▶ Aim of the exercise:
From the entries that follow, list every line in which the string "insonning" appears.
......
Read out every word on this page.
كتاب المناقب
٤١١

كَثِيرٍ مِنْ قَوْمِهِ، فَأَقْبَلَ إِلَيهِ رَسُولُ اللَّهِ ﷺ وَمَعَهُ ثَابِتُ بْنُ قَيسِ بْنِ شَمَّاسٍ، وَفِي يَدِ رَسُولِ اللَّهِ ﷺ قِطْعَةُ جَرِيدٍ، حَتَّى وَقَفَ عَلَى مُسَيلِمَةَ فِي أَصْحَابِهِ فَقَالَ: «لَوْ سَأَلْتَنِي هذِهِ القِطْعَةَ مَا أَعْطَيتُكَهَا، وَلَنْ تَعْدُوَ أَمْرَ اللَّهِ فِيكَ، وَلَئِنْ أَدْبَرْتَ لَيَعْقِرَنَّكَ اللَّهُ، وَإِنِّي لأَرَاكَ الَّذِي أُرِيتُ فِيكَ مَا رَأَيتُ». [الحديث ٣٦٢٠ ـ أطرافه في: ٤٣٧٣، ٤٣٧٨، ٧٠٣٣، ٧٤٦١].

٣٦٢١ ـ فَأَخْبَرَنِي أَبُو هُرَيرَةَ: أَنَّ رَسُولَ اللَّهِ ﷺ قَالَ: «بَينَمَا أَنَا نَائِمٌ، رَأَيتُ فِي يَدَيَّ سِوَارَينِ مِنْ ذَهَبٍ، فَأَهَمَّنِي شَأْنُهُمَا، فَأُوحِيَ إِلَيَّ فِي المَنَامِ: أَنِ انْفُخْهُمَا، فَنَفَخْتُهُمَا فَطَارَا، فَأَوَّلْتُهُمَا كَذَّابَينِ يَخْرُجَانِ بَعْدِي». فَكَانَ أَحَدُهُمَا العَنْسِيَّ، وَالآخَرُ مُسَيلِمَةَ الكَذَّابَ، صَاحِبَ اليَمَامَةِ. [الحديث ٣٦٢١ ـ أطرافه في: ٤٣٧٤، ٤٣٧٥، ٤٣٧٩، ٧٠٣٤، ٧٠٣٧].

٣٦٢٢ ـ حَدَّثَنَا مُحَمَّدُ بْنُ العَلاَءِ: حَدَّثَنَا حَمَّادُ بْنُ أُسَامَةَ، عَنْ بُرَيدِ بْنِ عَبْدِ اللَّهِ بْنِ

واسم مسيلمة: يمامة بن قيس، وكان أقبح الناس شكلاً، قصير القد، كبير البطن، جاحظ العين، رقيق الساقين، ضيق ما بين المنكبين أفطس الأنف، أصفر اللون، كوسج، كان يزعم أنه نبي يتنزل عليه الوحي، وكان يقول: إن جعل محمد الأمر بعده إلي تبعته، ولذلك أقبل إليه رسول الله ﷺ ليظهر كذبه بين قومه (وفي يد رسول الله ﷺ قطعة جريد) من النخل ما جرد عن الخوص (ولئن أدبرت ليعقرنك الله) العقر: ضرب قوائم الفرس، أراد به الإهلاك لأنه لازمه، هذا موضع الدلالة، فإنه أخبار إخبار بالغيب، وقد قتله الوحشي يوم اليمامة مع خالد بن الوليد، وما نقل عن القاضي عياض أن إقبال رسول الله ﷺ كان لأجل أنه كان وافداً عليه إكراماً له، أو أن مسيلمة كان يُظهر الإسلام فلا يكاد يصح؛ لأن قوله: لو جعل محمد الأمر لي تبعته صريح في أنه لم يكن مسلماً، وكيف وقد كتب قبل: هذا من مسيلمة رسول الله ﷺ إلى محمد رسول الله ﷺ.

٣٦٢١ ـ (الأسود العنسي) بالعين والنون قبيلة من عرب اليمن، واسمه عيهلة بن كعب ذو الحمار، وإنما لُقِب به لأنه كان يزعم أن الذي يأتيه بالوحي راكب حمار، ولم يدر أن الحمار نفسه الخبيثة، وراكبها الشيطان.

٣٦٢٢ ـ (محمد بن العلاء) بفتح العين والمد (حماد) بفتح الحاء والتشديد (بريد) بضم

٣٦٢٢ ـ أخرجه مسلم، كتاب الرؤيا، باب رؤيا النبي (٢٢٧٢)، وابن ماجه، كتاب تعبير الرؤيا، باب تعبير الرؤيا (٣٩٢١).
......
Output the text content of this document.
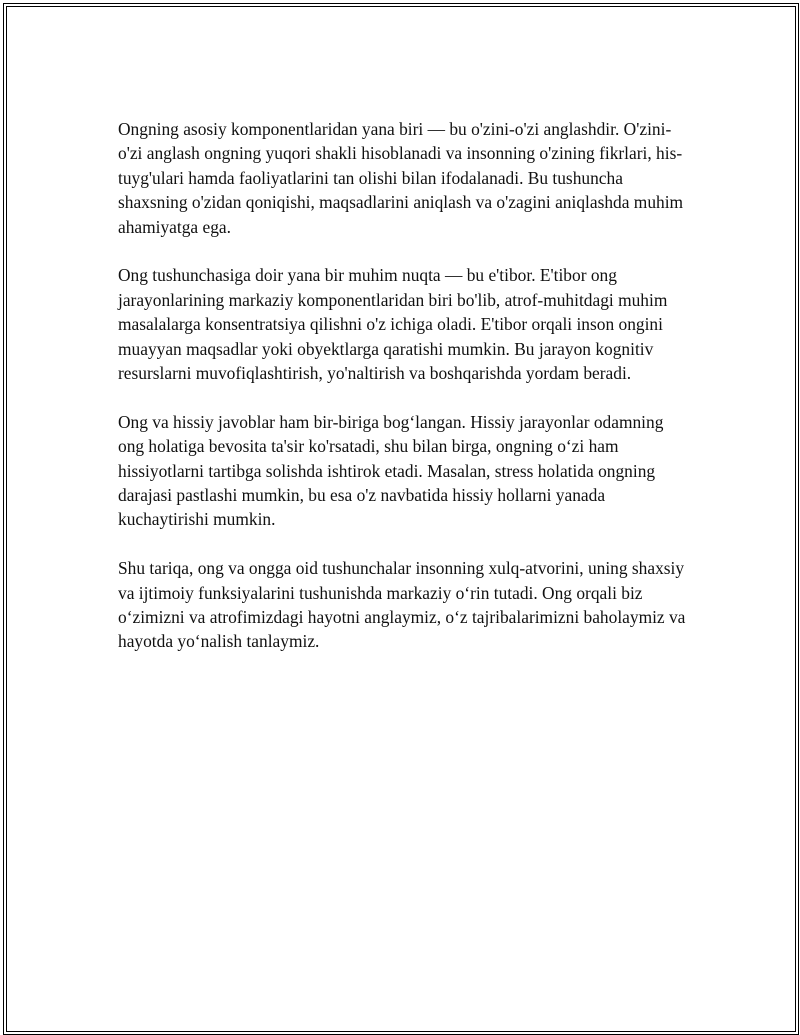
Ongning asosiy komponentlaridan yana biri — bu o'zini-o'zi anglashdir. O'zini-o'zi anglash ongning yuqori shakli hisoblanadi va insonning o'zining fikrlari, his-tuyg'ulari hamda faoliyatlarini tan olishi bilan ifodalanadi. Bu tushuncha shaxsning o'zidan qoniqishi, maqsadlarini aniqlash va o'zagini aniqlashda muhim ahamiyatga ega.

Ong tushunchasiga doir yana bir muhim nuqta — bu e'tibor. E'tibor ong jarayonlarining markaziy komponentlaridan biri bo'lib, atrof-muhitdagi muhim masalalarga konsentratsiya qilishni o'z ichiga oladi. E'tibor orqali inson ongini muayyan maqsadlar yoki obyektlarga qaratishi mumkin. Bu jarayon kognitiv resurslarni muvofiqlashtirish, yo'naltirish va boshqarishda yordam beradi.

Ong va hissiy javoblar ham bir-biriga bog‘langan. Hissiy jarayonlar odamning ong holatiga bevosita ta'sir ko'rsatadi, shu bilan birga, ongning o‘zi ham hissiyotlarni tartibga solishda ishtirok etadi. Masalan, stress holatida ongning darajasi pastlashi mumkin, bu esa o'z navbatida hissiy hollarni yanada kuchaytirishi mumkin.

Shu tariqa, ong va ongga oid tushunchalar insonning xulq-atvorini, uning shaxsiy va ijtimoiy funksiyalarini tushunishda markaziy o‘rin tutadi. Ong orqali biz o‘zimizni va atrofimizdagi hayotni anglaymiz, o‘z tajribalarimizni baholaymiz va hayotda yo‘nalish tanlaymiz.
......
▶ The completed task:
Ongning asosiy komponentlaridan yana biri — bu o'zini-o'zi anglashdir. O'zini-o'zi anglash ongning yuqori shakli hisoblanadi va insonning o'zining fikrlari, his-tuyg'ulari hamda faoliyatlarini tan olishi bilan ifodalanadi. Bu tushuncha shaxsning o'zidan qoniqishi, maqsadlarini aniqlash va o'zagini aniqlashda muhim ahamiyatga ega.
Shu tariqa, ong va ongga oid tushunchalar insonning xulq-atvorini, uning shaxsiy va ijtimoiy funksiyalarini tushunishda markaziy o‘rin tutadi. Ong orqali biz o‘zimizni va atrofimizdagi hayotni anglaymiz, o‘z tajribalarimizni baholaymiz va hayotda yo‘nalish tanlaymiz.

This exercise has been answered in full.